**WHAT IS BEING ASKED:** Please determine how many lines of the material include the word "Covariance", and respond with nothing but that number.
..............................
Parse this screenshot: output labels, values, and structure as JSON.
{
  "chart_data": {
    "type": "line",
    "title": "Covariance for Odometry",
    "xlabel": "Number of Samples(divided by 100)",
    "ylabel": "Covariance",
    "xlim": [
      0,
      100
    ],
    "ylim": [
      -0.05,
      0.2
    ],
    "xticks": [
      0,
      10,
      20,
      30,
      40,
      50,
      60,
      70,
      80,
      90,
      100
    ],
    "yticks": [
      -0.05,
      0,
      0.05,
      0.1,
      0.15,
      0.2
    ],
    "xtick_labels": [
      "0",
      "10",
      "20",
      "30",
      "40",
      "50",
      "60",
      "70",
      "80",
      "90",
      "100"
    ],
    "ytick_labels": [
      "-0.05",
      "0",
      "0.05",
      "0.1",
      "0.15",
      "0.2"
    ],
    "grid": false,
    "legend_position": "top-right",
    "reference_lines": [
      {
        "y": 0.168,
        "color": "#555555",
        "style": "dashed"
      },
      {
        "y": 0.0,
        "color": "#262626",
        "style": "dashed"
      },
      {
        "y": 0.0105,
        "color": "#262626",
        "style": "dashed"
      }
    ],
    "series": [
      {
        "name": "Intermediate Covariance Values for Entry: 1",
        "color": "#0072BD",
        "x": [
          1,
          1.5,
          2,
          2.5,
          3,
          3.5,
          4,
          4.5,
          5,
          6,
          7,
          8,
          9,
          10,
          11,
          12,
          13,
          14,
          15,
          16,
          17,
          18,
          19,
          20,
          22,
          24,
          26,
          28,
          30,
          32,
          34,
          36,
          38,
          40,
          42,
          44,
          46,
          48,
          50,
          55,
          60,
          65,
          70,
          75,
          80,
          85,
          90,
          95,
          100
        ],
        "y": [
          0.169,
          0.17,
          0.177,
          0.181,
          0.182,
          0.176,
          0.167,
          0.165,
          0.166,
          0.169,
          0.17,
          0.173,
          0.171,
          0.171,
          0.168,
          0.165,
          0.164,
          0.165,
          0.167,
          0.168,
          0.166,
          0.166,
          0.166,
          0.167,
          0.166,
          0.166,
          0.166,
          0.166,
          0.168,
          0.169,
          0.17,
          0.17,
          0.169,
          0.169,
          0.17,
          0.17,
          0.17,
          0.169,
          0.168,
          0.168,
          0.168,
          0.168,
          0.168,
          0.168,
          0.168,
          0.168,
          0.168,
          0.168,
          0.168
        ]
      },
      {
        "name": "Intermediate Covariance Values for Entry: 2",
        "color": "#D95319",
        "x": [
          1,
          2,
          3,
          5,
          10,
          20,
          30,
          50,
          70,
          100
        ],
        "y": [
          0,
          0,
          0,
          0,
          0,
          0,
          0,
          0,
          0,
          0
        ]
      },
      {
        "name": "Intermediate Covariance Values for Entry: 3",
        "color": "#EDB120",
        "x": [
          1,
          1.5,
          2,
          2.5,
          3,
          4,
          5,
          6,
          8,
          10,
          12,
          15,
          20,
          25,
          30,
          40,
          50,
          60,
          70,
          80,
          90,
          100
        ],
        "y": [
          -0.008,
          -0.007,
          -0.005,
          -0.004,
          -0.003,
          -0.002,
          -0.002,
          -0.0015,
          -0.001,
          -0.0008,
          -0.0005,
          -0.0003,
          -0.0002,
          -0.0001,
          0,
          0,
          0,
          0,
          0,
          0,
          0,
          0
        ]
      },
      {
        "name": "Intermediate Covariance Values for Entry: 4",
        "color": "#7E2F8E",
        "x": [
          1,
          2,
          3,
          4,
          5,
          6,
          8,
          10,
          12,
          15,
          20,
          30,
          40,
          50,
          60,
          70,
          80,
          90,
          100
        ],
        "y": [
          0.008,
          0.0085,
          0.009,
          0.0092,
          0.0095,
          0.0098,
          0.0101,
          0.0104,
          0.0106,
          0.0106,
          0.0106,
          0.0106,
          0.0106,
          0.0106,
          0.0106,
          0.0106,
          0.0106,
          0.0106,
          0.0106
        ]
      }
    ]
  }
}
..............................
**ANSWER IN FULL:** 6